• **YOUR TASK**
Filter the records below down to lines containing "title".

======== INPUT DATA

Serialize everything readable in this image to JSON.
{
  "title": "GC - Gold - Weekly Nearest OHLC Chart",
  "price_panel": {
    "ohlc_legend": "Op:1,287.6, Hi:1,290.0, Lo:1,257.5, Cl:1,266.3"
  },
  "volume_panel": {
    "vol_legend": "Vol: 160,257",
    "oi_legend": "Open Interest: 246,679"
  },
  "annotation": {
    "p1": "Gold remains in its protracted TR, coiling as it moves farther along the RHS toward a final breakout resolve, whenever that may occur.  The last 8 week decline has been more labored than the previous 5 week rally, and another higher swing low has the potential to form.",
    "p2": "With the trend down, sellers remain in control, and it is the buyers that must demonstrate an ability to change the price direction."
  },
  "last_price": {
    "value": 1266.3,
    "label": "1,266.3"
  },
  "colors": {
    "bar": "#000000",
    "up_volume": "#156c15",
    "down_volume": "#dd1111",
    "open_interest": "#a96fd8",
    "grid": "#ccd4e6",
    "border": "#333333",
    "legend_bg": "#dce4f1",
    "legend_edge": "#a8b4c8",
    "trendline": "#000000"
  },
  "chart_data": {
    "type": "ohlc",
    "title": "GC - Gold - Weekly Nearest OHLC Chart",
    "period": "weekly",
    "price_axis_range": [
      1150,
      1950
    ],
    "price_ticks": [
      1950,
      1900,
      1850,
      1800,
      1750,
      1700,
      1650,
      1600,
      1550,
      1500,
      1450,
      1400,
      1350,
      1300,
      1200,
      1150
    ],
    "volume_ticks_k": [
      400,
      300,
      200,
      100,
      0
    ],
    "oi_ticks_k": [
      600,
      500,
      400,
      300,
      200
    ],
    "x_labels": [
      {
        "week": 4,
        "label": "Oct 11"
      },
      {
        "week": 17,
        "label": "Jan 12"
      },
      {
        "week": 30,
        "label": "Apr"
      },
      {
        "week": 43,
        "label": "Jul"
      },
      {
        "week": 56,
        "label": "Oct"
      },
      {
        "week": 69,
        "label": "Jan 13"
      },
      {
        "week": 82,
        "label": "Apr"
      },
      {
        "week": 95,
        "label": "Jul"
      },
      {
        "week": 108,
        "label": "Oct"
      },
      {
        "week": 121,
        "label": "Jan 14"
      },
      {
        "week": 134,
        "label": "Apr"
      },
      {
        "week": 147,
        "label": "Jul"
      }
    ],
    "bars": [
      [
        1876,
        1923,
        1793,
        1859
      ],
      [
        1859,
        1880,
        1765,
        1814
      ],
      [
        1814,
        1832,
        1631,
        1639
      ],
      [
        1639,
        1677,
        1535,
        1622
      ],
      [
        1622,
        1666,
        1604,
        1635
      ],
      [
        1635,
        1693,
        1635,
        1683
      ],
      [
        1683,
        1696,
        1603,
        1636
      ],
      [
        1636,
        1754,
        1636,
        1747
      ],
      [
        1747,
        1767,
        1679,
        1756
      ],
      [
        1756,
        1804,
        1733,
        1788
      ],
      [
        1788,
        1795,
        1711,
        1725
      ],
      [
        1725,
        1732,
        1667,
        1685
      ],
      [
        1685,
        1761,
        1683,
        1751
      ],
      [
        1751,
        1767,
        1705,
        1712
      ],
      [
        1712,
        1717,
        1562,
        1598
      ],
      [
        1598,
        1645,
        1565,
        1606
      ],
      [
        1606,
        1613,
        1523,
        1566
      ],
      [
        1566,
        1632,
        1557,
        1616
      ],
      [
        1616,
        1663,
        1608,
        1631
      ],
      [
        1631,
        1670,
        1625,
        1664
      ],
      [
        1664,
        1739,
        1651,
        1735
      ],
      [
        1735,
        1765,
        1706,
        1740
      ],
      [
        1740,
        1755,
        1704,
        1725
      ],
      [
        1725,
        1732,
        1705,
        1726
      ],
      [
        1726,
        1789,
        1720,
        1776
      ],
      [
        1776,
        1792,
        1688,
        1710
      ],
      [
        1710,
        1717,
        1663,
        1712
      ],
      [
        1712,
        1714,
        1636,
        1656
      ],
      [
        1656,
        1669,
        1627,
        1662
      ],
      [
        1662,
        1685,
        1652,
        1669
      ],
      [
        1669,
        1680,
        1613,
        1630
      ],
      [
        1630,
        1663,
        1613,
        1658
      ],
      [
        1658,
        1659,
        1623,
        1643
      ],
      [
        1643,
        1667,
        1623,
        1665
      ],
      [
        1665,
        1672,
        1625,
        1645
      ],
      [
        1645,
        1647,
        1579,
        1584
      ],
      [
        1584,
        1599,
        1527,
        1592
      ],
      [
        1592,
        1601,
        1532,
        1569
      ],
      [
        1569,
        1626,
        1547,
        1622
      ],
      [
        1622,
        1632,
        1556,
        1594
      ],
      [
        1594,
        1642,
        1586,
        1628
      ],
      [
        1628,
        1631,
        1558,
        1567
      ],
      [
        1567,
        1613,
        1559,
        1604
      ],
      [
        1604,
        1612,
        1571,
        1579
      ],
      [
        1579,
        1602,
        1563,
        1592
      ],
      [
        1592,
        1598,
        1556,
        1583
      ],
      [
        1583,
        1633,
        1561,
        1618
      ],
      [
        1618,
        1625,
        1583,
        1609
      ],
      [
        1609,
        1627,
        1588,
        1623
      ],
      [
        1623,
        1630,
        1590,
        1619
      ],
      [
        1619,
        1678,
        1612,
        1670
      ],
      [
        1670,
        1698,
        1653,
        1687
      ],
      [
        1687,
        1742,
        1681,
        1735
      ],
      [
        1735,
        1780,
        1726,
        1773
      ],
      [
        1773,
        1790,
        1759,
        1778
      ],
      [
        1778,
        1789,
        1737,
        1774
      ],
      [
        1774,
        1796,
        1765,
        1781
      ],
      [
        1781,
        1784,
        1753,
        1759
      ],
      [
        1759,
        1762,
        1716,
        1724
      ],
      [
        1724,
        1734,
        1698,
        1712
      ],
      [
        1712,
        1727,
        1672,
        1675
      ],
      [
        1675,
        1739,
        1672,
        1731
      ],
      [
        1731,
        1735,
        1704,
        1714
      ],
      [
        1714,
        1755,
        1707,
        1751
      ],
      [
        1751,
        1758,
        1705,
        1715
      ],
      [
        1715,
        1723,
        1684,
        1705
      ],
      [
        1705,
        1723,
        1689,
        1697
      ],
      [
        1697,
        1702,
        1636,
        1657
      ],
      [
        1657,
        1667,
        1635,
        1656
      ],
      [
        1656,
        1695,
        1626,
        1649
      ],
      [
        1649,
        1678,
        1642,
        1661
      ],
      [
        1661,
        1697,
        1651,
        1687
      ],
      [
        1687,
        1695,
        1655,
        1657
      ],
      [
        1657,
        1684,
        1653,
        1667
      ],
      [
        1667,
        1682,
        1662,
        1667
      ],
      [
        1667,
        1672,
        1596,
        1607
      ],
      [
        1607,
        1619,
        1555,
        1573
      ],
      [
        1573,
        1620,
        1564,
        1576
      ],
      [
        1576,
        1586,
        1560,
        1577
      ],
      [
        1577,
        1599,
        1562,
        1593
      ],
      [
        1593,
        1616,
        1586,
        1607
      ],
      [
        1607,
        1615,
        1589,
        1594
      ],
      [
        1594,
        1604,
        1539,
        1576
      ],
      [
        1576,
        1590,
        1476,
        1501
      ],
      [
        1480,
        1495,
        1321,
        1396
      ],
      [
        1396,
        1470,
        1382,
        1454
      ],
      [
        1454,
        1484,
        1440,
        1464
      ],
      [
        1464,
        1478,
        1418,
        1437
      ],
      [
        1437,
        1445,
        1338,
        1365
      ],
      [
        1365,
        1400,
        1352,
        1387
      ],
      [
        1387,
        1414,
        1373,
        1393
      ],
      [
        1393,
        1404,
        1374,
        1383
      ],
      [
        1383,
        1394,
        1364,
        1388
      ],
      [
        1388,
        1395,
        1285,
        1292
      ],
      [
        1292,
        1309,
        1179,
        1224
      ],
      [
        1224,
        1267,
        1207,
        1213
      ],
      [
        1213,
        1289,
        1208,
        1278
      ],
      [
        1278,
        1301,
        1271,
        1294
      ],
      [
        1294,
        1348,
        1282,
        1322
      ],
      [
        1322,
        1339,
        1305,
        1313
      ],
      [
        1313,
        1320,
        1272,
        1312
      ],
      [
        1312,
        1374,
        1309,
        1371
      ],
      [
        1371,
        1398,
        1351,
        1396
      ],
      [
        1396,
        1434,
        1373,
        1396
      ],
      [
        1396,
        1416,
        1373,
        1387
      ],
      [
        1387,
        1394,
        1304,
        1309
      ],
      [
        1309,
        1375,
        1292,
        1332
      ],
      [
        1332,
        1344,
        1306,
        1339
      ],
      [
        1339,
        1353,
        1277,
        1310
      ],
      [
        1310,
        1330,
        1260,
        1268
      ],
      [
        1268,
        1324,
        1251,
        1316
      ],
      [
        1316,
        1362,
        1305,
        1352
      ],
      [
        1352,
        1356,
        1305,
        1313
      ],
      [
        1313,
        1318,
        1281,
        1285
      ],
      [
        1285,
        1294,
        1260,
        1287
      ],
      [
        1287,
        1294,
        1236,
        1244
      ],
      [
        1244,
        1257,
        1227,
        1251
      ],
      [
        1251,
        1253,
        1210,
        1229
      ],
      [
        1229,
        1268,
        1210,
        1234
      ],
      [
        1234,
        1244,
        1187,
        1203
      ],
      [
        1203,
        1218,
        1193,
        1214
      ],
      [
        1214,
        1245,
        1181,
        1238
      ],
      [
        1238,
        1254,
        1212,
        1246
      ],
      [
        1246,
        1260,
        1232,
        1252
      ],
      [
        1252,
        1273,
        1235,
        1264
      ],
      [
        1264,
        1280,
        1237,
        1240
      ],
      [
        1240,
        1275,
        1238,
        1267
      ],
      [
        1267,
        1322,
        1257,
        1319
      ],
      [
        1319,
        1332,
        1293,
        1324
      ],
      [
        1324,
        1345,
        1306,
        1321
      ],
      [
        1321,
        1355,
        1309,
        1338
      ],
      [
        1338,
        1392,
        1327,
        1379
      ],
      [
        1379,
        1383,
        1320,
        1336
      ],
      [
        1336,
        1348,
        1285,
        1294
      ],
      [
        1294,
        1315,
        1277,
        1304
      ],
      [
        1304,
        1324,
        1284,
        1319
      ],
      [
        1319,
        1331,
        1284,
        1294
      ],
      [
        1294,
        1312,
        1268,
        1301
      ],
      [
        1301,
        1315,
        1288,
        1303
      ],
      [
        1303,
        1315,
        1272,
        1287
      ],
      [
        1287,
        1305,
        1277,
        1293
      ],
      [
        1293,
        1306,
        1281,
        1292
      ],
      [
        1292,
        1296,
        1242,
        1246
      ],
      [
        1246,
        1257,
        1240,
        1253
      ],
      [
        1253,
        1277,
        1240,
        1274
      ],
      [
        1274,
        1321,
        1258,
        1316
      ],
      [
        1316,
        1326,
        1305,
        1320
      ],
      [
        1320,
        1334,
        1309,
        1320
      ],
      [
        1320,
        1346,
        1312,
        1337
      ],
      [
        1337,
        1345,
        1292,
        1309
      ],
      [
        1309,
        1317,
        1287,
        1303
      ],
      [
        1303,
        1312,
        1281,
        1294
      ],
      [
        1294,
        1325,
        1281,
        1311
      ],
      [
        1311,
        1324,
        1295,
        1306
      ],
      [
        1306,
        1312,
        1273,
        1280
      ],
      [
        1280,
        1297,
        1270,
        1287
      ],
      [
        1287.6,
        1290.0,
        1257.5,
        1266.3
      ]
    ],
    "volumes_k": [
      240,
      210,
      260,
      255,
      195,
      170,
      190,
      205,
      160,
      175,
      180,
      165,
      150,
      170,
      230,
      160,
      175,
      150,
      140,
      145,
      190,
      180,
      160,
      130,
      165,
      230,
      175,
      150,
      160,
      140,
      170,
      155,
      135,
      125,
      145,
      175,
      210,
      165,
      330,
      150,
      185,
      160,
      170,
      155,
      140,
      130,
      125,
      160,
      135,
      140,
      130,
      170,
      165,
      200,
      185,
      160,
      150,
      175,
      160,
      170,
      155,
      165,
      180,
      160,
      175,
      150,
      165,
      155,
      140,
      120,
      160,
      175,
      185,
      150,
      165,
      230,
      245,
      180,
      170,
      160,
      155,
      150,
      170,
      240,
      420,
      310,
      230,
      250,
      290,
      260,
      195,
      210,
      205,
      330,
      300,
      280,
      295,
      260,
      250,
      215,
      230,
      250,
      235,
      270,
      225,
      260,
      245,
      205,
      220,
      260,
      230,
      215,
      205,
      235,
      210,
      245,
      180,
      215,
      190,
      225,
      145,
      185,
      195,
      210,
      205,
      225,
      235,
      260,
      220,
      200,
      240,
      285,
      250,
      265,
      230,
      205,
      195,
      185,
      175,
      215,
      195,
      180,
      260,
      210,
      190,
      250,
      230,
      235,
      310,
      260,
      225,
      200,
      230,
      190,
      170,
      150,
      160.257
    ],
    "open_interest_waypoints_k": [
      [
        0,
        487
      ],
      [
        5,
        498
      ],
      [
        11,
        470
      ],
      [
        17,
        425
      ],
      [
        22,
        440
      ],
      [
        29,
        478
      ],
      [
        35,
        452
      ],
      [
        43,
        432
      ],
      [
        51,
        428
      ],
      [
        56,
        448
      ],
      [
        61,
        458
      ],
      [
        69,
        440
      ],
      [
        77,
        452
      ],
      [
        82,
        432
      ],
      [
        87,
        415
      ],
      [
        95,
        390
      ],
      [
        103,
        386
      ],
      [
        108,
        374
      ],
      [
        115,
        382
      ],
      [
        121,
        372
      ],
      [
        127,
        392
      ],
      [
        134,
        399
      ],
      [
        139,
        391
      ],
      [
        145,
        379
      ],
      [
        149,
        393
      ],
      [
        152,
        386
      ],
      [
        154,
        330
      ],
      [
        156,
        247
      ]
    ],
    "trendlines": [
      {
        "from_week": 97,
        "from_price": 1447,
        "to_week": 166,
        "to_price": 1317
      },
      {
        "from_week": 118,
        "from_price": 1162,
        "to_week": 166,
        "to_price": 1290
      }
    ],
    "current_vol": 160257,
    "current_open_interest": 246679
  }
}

================

• **COMPLETE OUTPUT**
  "title": "GC - Gold - Weekly Nearest OHLC Chart",
    "title": "GC - Gold - Weekly Nearest OHLC Chart",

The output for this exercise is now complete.